Short exercise>
Pick every line with "name" from the material below.

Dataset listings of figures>
= = =

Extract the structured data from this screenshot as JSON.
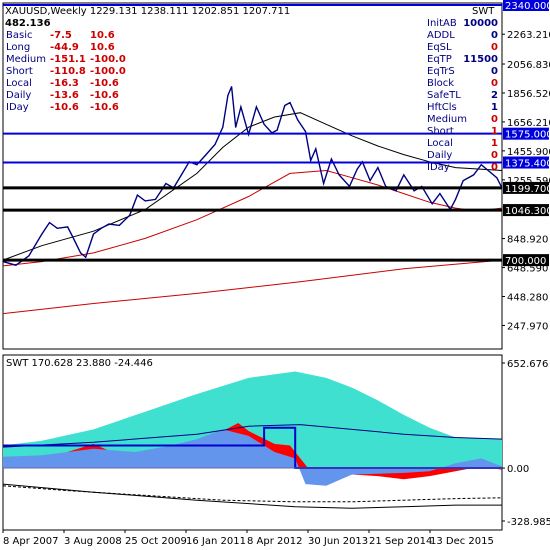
{
  "header": {
    "title": "XAUUSD,Weekly",
    "ohlc": "1229.131 1238.111 1202.851 1207.711",
    "value": "482.136",
    "indicator_label": "SWT"
  },
  "left_panel": [
    {
      "label": "Basic",
      "a": "-7.5",
      "b": "10.6"
    },
    {
      "label": "Long",
      "a": "-44.9",
      "b": "10.6"
    },
    {
      "label": "Medium",
      "a": "-151.1",
      "b": "-100.0"
    },
    {
      "label": "Short",
      "a": "-110.8",
      "b": "-100.0"
    },
    {
      "label": "Local",
      "a": "-16.3",
      "b": "-10.6"
    },
    {
      "label": "Daily",
      "a": "-13.6",
      "b": "-10.6"
    },
    {
      "label": "IDay",
      "a": "-10.6",
      "b": "-10.6"
    }
  ],
  "right_panel": [
    {
      "label": "InitAB",
      "value": "10000",
      "color": "#000080"
    },
    {
      "label": "ADDL",
      "value": "0",
      "color": "#000080"
    },
    {
      "label": "EqSL",
      "value": "0",
      "color": "#cc0000"
    },
    {
      "label": "EqTP",
      "value": "11500",
      "color": "#000080"
    },
    {
      "label": "EqTrS",
      "value": "0",
      "color": "#000080"
    },
    {
      "label": "Block",
      "value": "0",
      "color": "#cc0000"
    },
    {
      "label": "SafeTL",
      "value": "2",
      "color": "#000080"
    },
    {
      "label": "HftCls",
      "value": "1",
      "color": "#000080"
    },
    {
      "label": "Medium",
      "value": "0",
      "color": "#cc0000"
    },
    {
      "label": "Short",
      "value": "1",
      "color": "#cc0000"
    },
    {
      "label": "Local",
      "value": "1",
      "color": "#cc0000"
    },
    {
      "label": "Daily",
      "value": "0",
      "color": "#cc0000"
    },
    {
      "label": "IDay",
      "value": "0",
      "color": "#cc0000"
    }
  ],
  "price_axis_ticks": [
    "2263.210",
    "2056.830",
    "1856.520",
    "1656.210",
    "1455.900",
    "1255.590",
    "848.920",
    "648.590",
    "448.280",
    "247.970"
  ],
  "indicator_header": "SWT 170.628 23.880 -24.446",
  "indicator_axis_ticks": [
    "652.676",
    "0.00",
    "-328.985"
  ],
  "colors": {
    "price": "#000080",
    "ma_fast": "#000000",
    "ma_slow": "#cc0000",
    "level_line": "#0000dd",
    "cyan_fill": "#40e0d0",
    "red_fill": "#ff0000",
    "blue_fill": "#6495ed"
  },
  "chart_data": {
    "type": "line",
    "title": "XAUUSD,Weekly",
    "x_labels": [
      "8 Apr 2007",
      "3 Aug 2008",
      "25 Oct 2009",
      "16 Jan 2011",
      "8 Apr 2012",
      "30 Jun 2013",
      "21 Sep 2014",
      "13 Dec 2015"
    ],
    "ylim": [
      247.97,
      2400
    ],
    "series": [
      {
        "name": "XAUUSD",
        "values": [
          [
            2007.25,
            690
          ],
          [
            2007.5,
            665
          ],
          [
            2007.75,
            730
          ],
          [
            2008.0,
            880
          ],
          [
            2008.15,
            960
          ],
          [
            2008.3,
            920
          ],
          [
            2008.5,
            930
          ],
          [
            2008.6,
            860
          ],
          [
            2008.75,
            750
          ],
          [
            2008.85,
            720
          ],
          [
            2009.0,
            880
          ],
          [
            2009.15,
            920
          ],
          [
            2009.3,
            950
          ],
          [
            2009.5,
            940
          ],
          [
            2009.7,
            1010
          ],
          [
            2009.85,
            1150
          ],
          [
            2010.0,
            1110
          ],
          [
            2010.2,
            1120
          ],
          [
            2010.4,
            1230
          ],
          [
            2010.55,
            1200
          ],
          [
            2010.7,
            1290
          ],
          [
            2010.85,
            1380
          ],
          [
            2011.0,
            1360
          ],
          [
            2011.15,
            1420
          ],
          [
            2011.35,
            1500
          ],
          [
            2011.5,
            1620
          ],
          [
            2011.6,
            1840
          ],
          [
            2011.67,
            1900
          ],
          [
            2011.75,
            1620
          ],
          [
            2011.85,
            1760
          ],
          [
            2012.0,
            1570
          ],
          [
            2012.15,
            1760
          ],
          [
            2012.3,
            1640
          ],
          [
            2012.45,
            1580
          ],
          [
            2012.55,
            1600
          ],
          [
            2012.7,
            1770
          ],
          [
            2012.8,
            1790
          ],
          [
            2012.95,
            1670
          ],
          [
            2013.1,
            1590
          ],
          [
            2013.2,
            1390
          ],
          [
            2013.3,
            1470
          ],
          [
            2013.45,
            1230
          ],
          [
            2013.6,
            1400
          ],
          [
            2013.75,
            1290
          ],
          [
            2013.95,
            1210
          ],
          [
            2014.1,
            1330
          ],
          [
            2014.2,
            1380
          ],
          [
            2014.35,
            1250
          ],
          [
            2014.5,
            1340
          ],
          [
            2014.65,
            1210
          ],
          [
            2014.85,
            1180
          ],
          [
            2015.0,
            1290
          ],
          [
            2015.2,
            1180
          ],
          [
            2015.35,
            1210
          ],
          [
            2015.55,
            1090
          ],
          [
            2015.7,
            1160
          ],
          [
            2015.9,
            1050
          ],
          [
            2016.0,
            1120
          ],
          [
            2016.15,
            1250
          ],
          [
            2016.35,
            1290
          ],
          [
            2016.5,
            1360
          ],
          [
            2016.6,
            1330
          ],
          [
            2016.8,
            1270
          ],
          [
            2016.9,
            1200
          ]
        ]
      },
      {
        "name": "MA fast",
        "values": [
          [
            2007.25,
            700
          ],
          [
            2008.0,
            800
          ],
          [
            2009.0,
            900
          ],
          [
            2010.0,
            1050
          ],
          [
            2011.0,
            1300
          ],
          [
            2011.5,
            1480
          ],
          [
            2012.0,
            1620
          ],
          [
            2012.5,
            1690
          ],
          [
            2013.0,
            1720
          ],
          [
            2013.5,
            1640
          ],
          [
            2014.0,
            1560
          ],
          [
            2014.5,
            1490
          ],
          [
            2015.0,
            1430
          ],
          [
            2015.5,
            1380
          ],
          [
            2016.0,
            1340
          ],
          [
            2016.9,
            1320
          ]
        ]
      },
      {
        "name": "MA slow",
        "values": [
          [
            2007.25,
            660
          ],
          [
            2008.0,
            690
          ],
          [
            2009.0,
            750
          ],
          [
            2010.0,
            850
          ],
          [
            2011.0,
            980
          ],
          [
            2012.0,
            1140
          ],
          [
            2012.8,
            1300
          ],
          [
            2013.5,
            1320
          ],
          [
            2014.0,
            1270
          ],
          [
            2014.5,
            1220
          ],
          [
            2015.0,
            1160
          ],
          [
            2015.5,
            1100
          ],
          [
            2016.0,
            1060
          ],
          [
            2016.4,
            1040
          ],
          [
            2016.9,
            1060
          ]
        ]
      },
      {
        "name": "MA long",
        "values": [
          [
            2007.25,
            330
          ],
          [
            2009.0,
            400
          ],
          [
            2011.0,
            470
          ],
          [
            2013.0,
            550
          ],
          [
            2015.0,
            640
          ],
          [
            2016.9,
            700
          ]
        ]
      }
    ],
    "horizontal_levels": [
      {
        "value": 2340.0,
        "label": "2340.000",
        "style": "blue"
      },
      {
        "value": 1575.0,
        "label": "1575.000",
        "style": "blue"
      },
      {
        "value": 1375.4,
        "label": "1375.400",
        "style": "blue"
      },
      {
        "value": 1199.7,
        "label": "1199.700",
        "style": "black"
      },
      {
        "value": 1046.3,
        "label": "1046.300",
        "style": "black"
      },
      {
        "value": 700.0,
        "label": "700.000",
        "style": "black"
      }
    ],
    "indicator": {
      "ylim": [
        -328.985,
        652.676
      ],
      "cyan_area": [
        [
          2007.25,
          140
        ],
        [
          2008.0,
          170
        ],
        [
          2009.0,
          240
        ],
        [
          2010.0,
          350
        ],
        [
          2011.0,
          460
        ],
        [
          2012.0,
          560
        ],
        [
          2012.9,
          600
        ],
        [
          2013.5,
          560
        ],
        [
          2014.0,
          500
        ],
        [
          2014.5,
          420
        ],
        [
          2015.0,
          330
        ],
        [
          2015.5,
          250
        ],
        [
          2016.0,
          190
        ],
        [
          2016.9,
          180
        ]
      ],
      "red_area": [
        [
          2007.25,
          50
        ],
        [
          2008.0,
          60
        ],
        [
          2008.5,
          100
        ],
        [
          2009.0,
          150
        ],
        [
          2009.5,
          80
        ],
        [
          2010.0,
          100
        ],
        [
          2010.5,
          130
        ],
        [
          2011.0,
          150
        ],
        [
          2011.5,
          230
        ],
        [
          2011.8,
          280
        ],
        [
          2012.0,
          230
        ],
        [
          2012.5,
          150
        ],
        [
          2012.8,
          140
        ],
        [
          2013.0,
          60
        ],
        [
          2013.3,
          -60
        ],
        [
          2013.6,
          -80
        ],
        [
          2014.0,
          -40
        ],
        [
          2014.5,
          -50
        ],
        [
          2015.0,
          -70
        ],
        [
          2015.5,
          -50
        ],
        [
          2016.0,
          -20
        ],
        [
          2016.5,
          10
        ],
        [
          2016.9,
          -10
        ]
      ],
      "blue_area": [
        [
          2007.25,
          70
        ],
        [
          2008.0,
          80
        ],
        [
          2009.0,
          120
        ],
        [
          2009.8,
          100
        ],
        [
          2010.5,
          140
        ],
        [
          2011.0,
          180
        ],
        [
          2011.5,
          240
        ],
        [
          2012.0,
          200
        ],
        [
          2012.5,
          100
        ],
        [
          2012.9,
          60
        ],
        [
          2013.1,
          -100
        ],
        [
          2013.5,
          -110
        ],
        [
          2014.0,
          -40
        ],
        [
          2015.0,
          -30
        ],
        [
          2015.5,
          -20
        ],
        [
          2016.0,
          30
        ],
        [
          2016.5,
          60
        ],
        [
          2016.9,
          10
        ]
      ],
      "upper_line": [
        [
          2007.25,
          130
        ],
        [
          2009.0,
          160
        ],
        [
          2011.0,
          210
        ],
        [
          2012.0,
          260
        ],
        [
          2013.0,
          270
        ],
        [
          2014.0,
          240
        ],
        [
          2015.0,
          210
        ],
        [
          2016.0,
          190
        ],
        [
          2016.9,
          180
        ]
      ],
      "step_line": [
        [
          2007.25,
          140
        ],
        [
          2012.3,
          140
        ],
        [
          2012.3,
          250
        ],
        [
          2012.9,
          250
        ],
        [
          2012.9,
          0
        ],
        [
          2016.9,
          0
        ]
      ],
      "lower_line": [
        [
          2007.25,
          -100
        ],
        [
          2009.0,
          -150
        ],
        [
          2011.0,
          -200
        ],
        [
          2012.9,
          -240
        ],
        [
          2014.0,
          -250
        ],
        [
          2015.0,
          -240
        ],
        [
          2016.0,
          -230
        ],
        [
          2016.9,
          -230
        ]
      ],
      "dashed_line": [
        [
          2007.25,
          -110
        ],
        [
          2008.5,
          -140
        ],
        [
          2010.0,
          -170
        ],
        [
          2011.5,
          -200
        ],
        [
          2012.9,
          -210
        ],
        [
          2014.0,
          -210
        ],
        [
          2015.0,
          -200
        ],
        [
          2016.0,
          -190
        ],
        [
          2016.9,
          -185
        ]
      ]
    }
  }
}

= = =

Solution>
        "name": "XAUUSD",
        "name": "MA fast",
        "name": "MA slow",
        "name": "MA long",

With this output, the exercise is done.